====== Input records
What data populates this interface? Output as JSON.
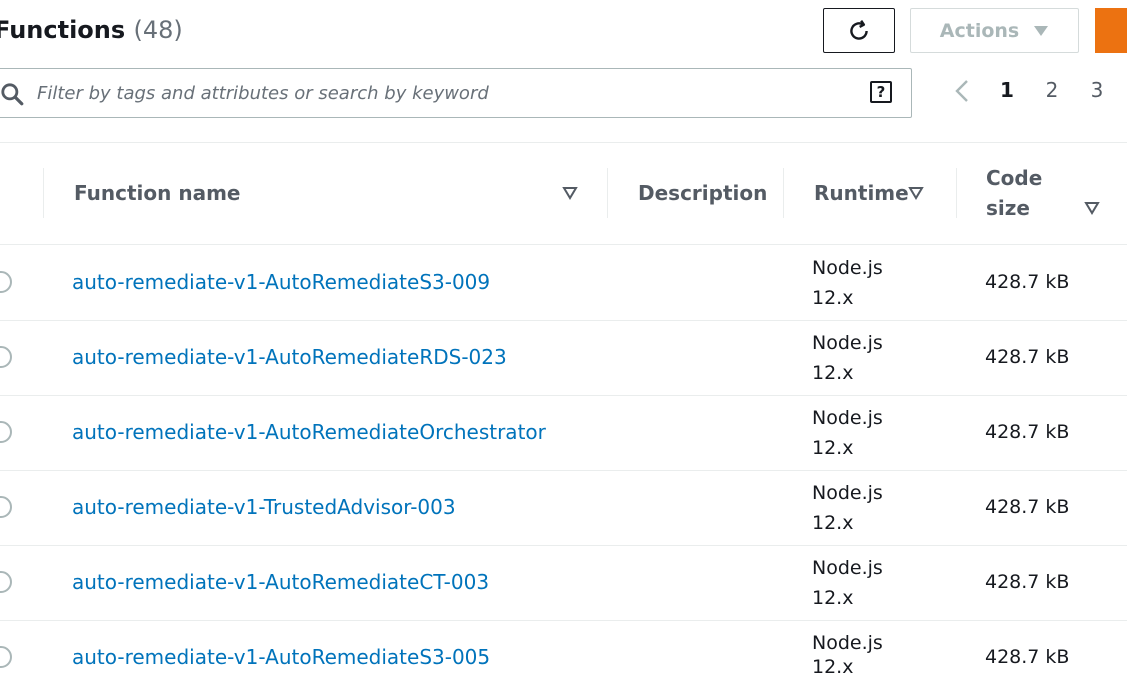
{
  "header": {
    "title": "Functions",
    "count": "(48)"
  },
  "toolbar": {
    "actions_label": "Actions"
  },
  "search": {
    "placeholder": "Filter by tags and attributes or search by keyword",
    "help": "?"
  },
  "pagination": {
    "pages": [
      "1",
      "2",
      "3"
    ],
    "current": "1"
  },
  "table": {
    "columns": [
      {
        "label": "Function name",
        "sortable": true
      },
      {
        "label": "Description",
        "sortable": false
      },
      {
        "label": "Runtime",
        "sortable": true
      },
      {
        "label": "Code size",
        "sortable": true,
        "lines": [
          "Code",
          "size"
        ]
      }
    ],
    "rows": [
      {
        "name": "auto-remediate-v1-AutoRemediateS3-009",
        "description": "",
        "runtime_1": "Node.js",
        "runtime_2": "12.x",
        "code_size": "428.7 kB"
      },
      {
        "name": "auto-remediate-v1-AutoRemediateRDS-023",
        "description": "",
        "runtime_1": "Node.js",
        "runtime_2": "12.x",
        "code_size": "428.7 kB"
      },
      {
        "name": "auto-remediate-v1-AutoRemediateOrchestrator",
        "description": "",
        "runtime_1": "Node.js",
        "runtime_2": "12.x",
        "code_size": "428.7 kB"
      },
      {
        "name": "auto-remediate-v1-TrustedAdvisor-003",
        "description": "",
        "runtime_1": "Node.js",
        "runtime_2": "12.x",
        "code_size": "428.7 kB"
      },
      {
        "name": "auto-remediate-v1-AutoRemediateCT-003",
        "description": "",
        "runtime_1": "Node.js",
        "runtime_2": "12.x",
        "code_size": "428.7 kB"
      },
      {
        "name": "auto-remediate-v1-AutoRemediateS3-005",
        "description": "",
        "runtime_1": "Node.js",
        "runtime_2": "12.x",
        "code_size": "428.7 kB"
      }
    ]
  },
  "colors": {
    "link": "#0073bb",
    "primary": "#ec7211",
    "border": "#eaeded",
    "header_text": "#545b64"
  },
  "icons": {
    "refresh": "refresh-icon",
    "dropdown": "caret-down-icon",
    "search": "search-icon",
    "help": "help-icon",
    "prev": "chevron-left-icon",
    "sort": "sort-icon"
  }
}
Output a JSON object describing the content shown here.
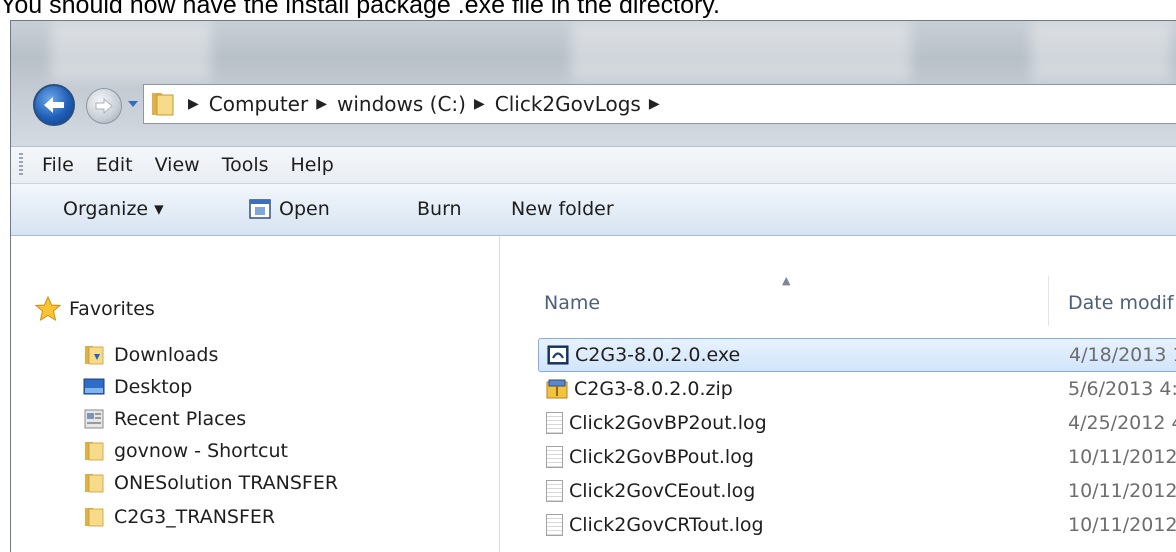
{
  "caption": "You should now have the install package .exe file in the directory.",
  "address": {
    "crumbs": [
      "Computer",
      "windows (C:)",
      "Click2GovLogs"
    ]
  },
  "menu": [
    "File",
    "Edit",
    "View",
    "Tools",
    "Help"
  ],
  "toolbar": {
    "organize": "Organize ▾",
    "open": "Open",
    "burn": "Burn",
    "new_folder": "New folder"
  },
  "nav": {
    "favorites": "Favorites",
    "items": [
      "Downloads",
      "Desktop",
      "Recent Places",
      "govnow - Shortcut",
      "ONESolution TRANSFER",
      "C2G3_TRANSFER"
    ]
  },
  "columns": {
    "name": "Name",
    "date": "Date modif"
  },
  "files": [
    {
      "name": "C2G3-8.0.2.0.exe",
      "date": "4/18/2013 1",
      "icon": "installer-icon",
      "selected": true
    },
    {
      "name": "C2G3-8.0.2.0.zip",
      "date": "5/6/2013 4:",
      "icon": "zip-icon",
      "selected": false
    },
    {
      "name": "Click2GovBP2out.log",
      "date": "4/25/2012 4",
      "icon": "text-file-icon",
      "selected": false
    },
    {
      "name": "Click2GovBPout.log",
      "date": "10/11/2012",
      "icon": "text-file-icon",
      "selected": false
    },
    {
      "name": "Click2GovCEout.log",
      "date": "10/11/2012",
      "icon": "text-file-icon",
      "selected": false
    },
    {
      "name": "Click2GovCRTout.log",
      "date": "10/11/2012",
      "icon": "text-file-icon",
      "selected": false
    }
  ]
}
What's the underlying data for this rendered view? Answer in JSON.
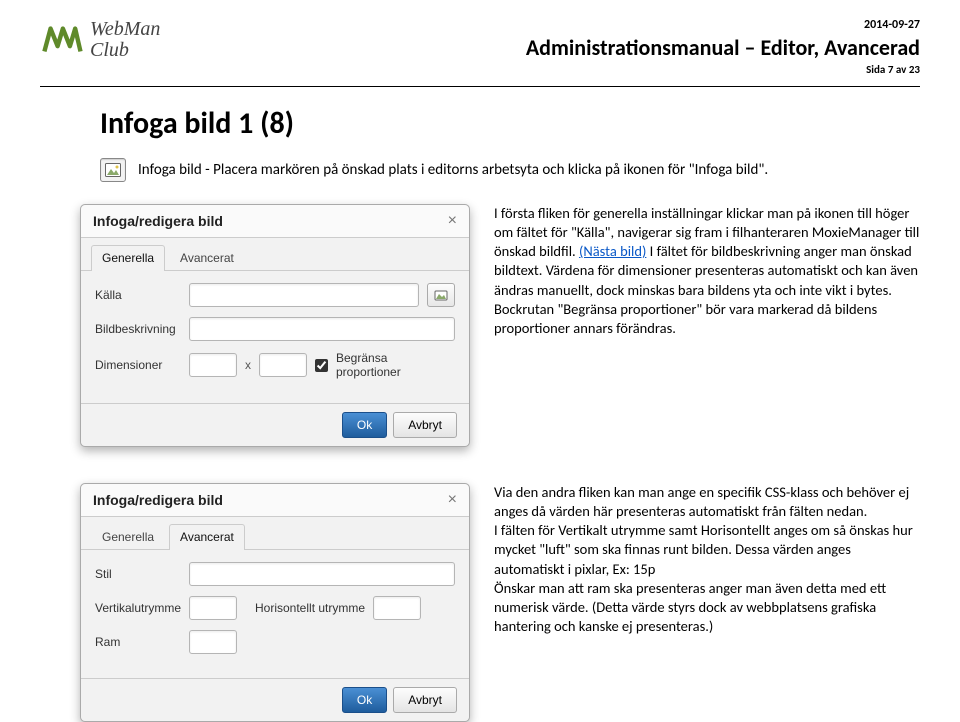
{
  "header": {
    "logo_line1": "WebMan",
    "logo_line2": "Club",
    "date": "2014-09-27",
    "doc_title": "Administrationsmanual – Editor, Avancerad",
    "page_of": "Sida 7 av 23"
  },
  "page_title": "Infoga bild 1 (8)",
  "intro_text": "Infoga bild - Placera markören på önskad plats i editorns arbetsyta och klicka på ikonen för \"Infoga bild\".",
  "dialog1": {
    "title": "Infoga/redigera bild",
    "tabs": {
      "general": "Generella",
      "advanced": "Avancerat"
    },
    "labels": {
      "source": "Källa",
      "desc": "Bildbeskrivning",
      "dims": "Dimensioner",
      "x": "x",
      "constrain": "Begränsa proportioner"
    },
    "buttons": {
      "ok": "Ok",
      "cancel": "Avbryt"
    }
  },
  "desc1_a": "I första fliken för generella inställningar klickar man på ikonen till höger om fältet för \"Källa\", navigerar sig fram i filhanteraren MoxieManager till önskad bildfil. ",
  "desc1_link": "(Nästa bild)",
  "desc1_b": " I fältet för bildbeskrivning anger man önskad bildtext. Värdena för dimensioner presenteras automatiskt och kan även ändras manuellt, dock minskas bara bildens yta och inte vikt i bytes. Bockrutan \"Begränsa proportioner\" bör vara markerad då bildens proportioner annars förändras.",
  "dialog2": {
    "title": "Infoga/redigera bild",
    "tabs": {
      "general": "Generella",
      "advanced": "Avancerat"
    },
    "labels": {
      "style": "Stil",
      "vspace": "Vertikalutrymme",
      "hspace": "Horisontellt utrymme",
      "border": "Ram"
    },
    "buttons": {
      "ok": "Ok",
      "cancel": "Avbryt"
    }
  },
  "desc2": "Via den andra fliken kan man ange en specifik CSS-klass och behöver ej anges då värden här presenteras automatiskt från fälten nedan.\nI fälten för Vertikalt utrymme samt Horisontellt anges om så önskas hur mycket \"luft\" som ska finnas runt bilden. Dessa värden anges automatiskt i pixlar, Ex: 15p\nÖnskar man att ram ska presenteras anger man även detta med ett numerisk värde. (Detta värde styrs dock av webbplatsens grafiska hantering och kanske ej presenteras.)"
}
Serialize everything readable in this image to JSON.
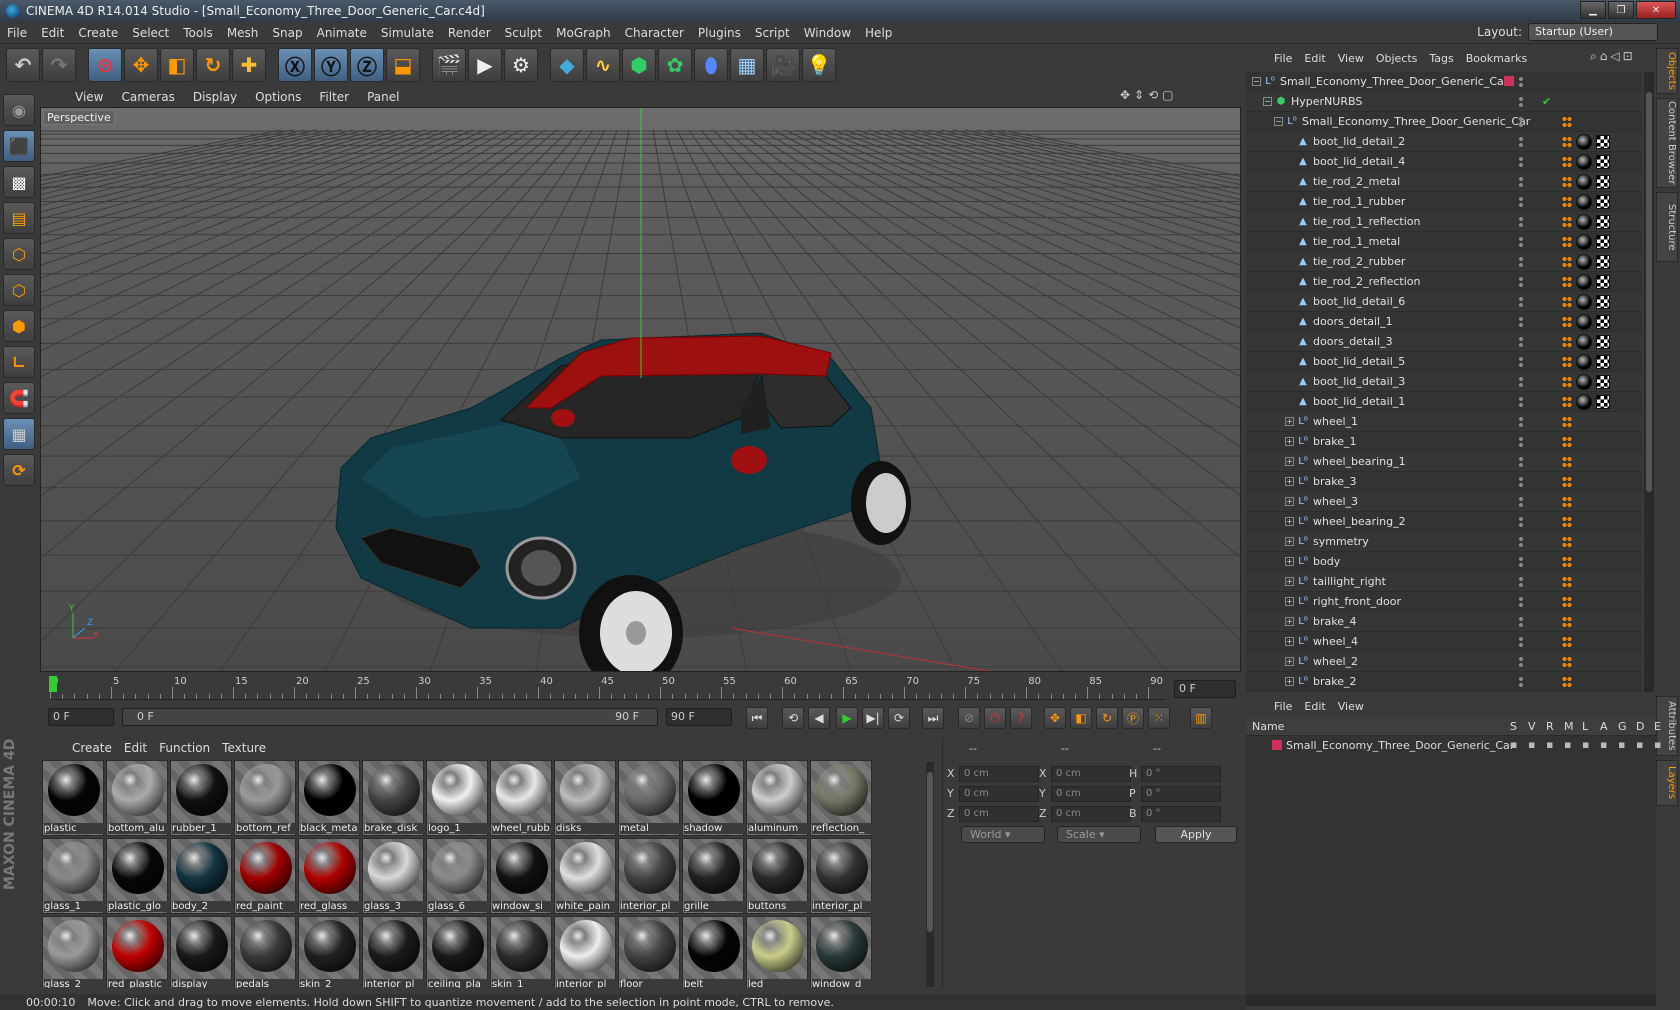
============
Write the records above out again exactly, with no pictures in your copy.

What data populates this interface? Output as JSON.
{
  "header": {
    "title": "Functions",
    "count": "(48)"
  },
  "toolbar": {
    "actions_label": "Actions"
  },
  "search": {
    "placeholder": "Filter by tags and attributes or search by keyword",
    "help": "?"
  },
  "pagination": {
    "pages": [
      "1",
      "2",
      "3"
    ],
    "current": "1"
  },
  "table": {
    "columns": [
      {
        "label": "Function name",
        "sortable": true
      },
      {
        "label": "Description",
        "sortable": false
      },
      {
        "label": "Runtime",
        "sortable": true
      },
      {
        "label": "Code size",
        "sortable": true,
        "lines": [
          "Code",
          "size"
        ]
      }
    ],
    "rows": [
      {
        "name": "auto-remediate-v1-AutoRemediateS3-009",
        "description": "",
        "runtime_1": "Node.js",
        "runtime_2": "12.x",
        "code_size": "428.7 kB"
      },
      {
        "name": "auto-remediate-v1-AutoRemediateRDS-023",
        "description": "",
        "runtime_1": "Node.js",
        "runtime_2": "12.x",
        "code_size": "428.7 kB"
      },
      {
        "name": "auto-remediate-v1-AutoRemediateOrchestrator",
        "description": "",
        "runtime_1": "Node.js",
        "runtime_2": "12.x",
        "code_size": "428.7 kB"
      },
      {
        "name": "auto-remediate-v1-TrustedAdvisor-003",
        "description": "",
        "runtime_1": "Node.js",
        "runtime_2": "12.x",
        "code_size": "428.7 kB"
      },
      {
        "name": "auto-remediate-v1-AutoRemediateCT-003",
        "description": "",
        "runtime_1": "Node.js",
        "runtime_2": "12.x",
        "code_size": "428.7 kB"
      },
      {
        "name": "auto-remediate-v1-AutoRemediateS3-005",
        "description": "",
        "runtime_1": "Node.js",
        "runtime_2": "12.x",
        "code_size": "428.7 kB"
      }
    ]
  },
  "colors": {
    "link": "#0073bb",
    "primary": "#ec7211",
    "border": "#eaeded",
    "header_text": "#545b64"
  },
  "icons": {
    "refresh": "refresh-icon",
    "dropdown": "caret-down-icon",
    "search": "search-icon",
    "help": "help-icon",
    "prev": "chevron-left-icon",
    "sort": "sort-icon"
  }
}
Output a JSON object describing the content shown here.
{
  "caption": "You should now have the install package .exe file in the directory.",
  "address": {
    "crumbs": [
      "Computer",
      "windows (C:)",
      "Click2GovLogs"
    ]
  },
  "menu": [
    "File",
    "Edit",
    "View",
    "Tools",
    "Help"
  ],
  "toolbar": {
    "organize": "Organize ▾",
    "open": "Open",
    "burn": "Burn",
    "new_folder": "New folder"
  },
  "nav": {
    "favorites": "Favorites",
    "items": [
      "Downloads",
      "Desktop",
      "Recent Places",
      "govnow - Shortcut",
      "ONESolution TRANSFER",
      "C2G3_TRANSFER"
    ]
  },
  "columns": {
    "name": "Name",
    "date": "Date modif"
  },
  "files": [
    {
      "name": "C2G3-8.0.2.0.exe",
      "date": "4/18/2013 1",
      "icon": "installer-icon",
      "selected": true
    },
    {
      "name": "C2G3-8.0.2.0.zip",
      "date": "5/6/2013 4:",
      "icon": "zip-icon",
      "selected": false
    },
    {
      "name": "Click2GovBP2out.log",
      "date": "4/25/2012 4",
      "icon": "text-file-icon",
      "selected": false
    },
    {
      "name": "Click2GovBPout.log",
      "date": "10/11/2012",
      "icon": "text-file-icon",
      "selected": false
    },
    {
      "name": "Click2GovCEout.log",
      "date": "10/11/2012",
      "icon": "text-file-icon",
      "selected": false
    },
    {
      "name": "Click2GovCRTout.log",
      "date": "10/11/2012",
      "icon": "text-file-icon",
      "selected": false
    }
  ]
}
What's the underlying data for this rendered view? Answer in JSON.
{
  "header": {
    "logo_line1": "WebMan",
    "logo_line2": "Club",
    "date": "2014-09-27",
    "doc_title": "Administrationsmanual – Editor, Avancerad",
    "page_of": "Sida 7 av 23"
  },
  "page_title": "Infoga bild 1 (8)",
  "intro_text": "Infoga bild - Placera markören på önskad plats i editorns arbetsyta och klicka på ikonen för \"Infoga bild\".",
  "dialog1": {
    "title": "Infoga/redigera bild",
    "tabs": {
      "general": "Generella",
      "advanced": "Avancerat"
    },
    "labels": {
      "source": "Källa",
      "desc": "Bildbeskrivning",
      "dims": "Dimensioner",
      "x": "x",
      "constrain": "Begränsa proportioner"
    },
    "buttons": {
      "ok": "Ok",
      "cancel": "Avbryt"
    }
  },
  "desc1_a": "I första fliken för generella inställningar klickar man på ikonen till höger om fältet för \"Källa\", navigerar sig fram i filhanteraren MoxieManager till önskad bildfil. ",
  "desc1_link": "(Nästa bild)",
  "desc1_b": " I fältet för bildbeskrivning anger man önskad bildtext. Värdena för dimensioner presenteras automatiskt och kan även ändras manuellt, dock minskas bara bildens yta och inte vikt i bytes. Bockrutan \"Begränsa proportioner\" bör vara markerad då bildens proportioner annars förändras.",
  "dialog2": {
    "title": "Infoga/redigera bild",
    "tabs": {
      "general": "Generella",
      "advanced": "Avancerat"
    },
    "labels": {
      "style": "Stil",
      "vspace": "Vertikalutrymme",
      "hspace": "Horisontellt utrymme",
      "border": "Ram"
    },
    "buttons": {
      "ok": "Ok",
      "cancel": "Avbryt"
    }
  },
  "desc2": "Via den andra fliken kan man ange en specifik CSS-klass och behöver ej anges då värden här presenteras automatiskt från fälten nedan.\nI fälten för Vertikalt utrymme samt Horisontellt anges om så önskas hur mycket \"luft\" som ska finnas runt bilden. Dessa värden anges automatiskt i pixlar, Ex: 15p\nÖnskar man att ram ska presenteras anger man även detta med ett numerisk värde. (Detta värde styrs dock av webbplatsens grafiska hantering och kanske ej presenteras.)"
}
Serialize everything readable in this image to JSON.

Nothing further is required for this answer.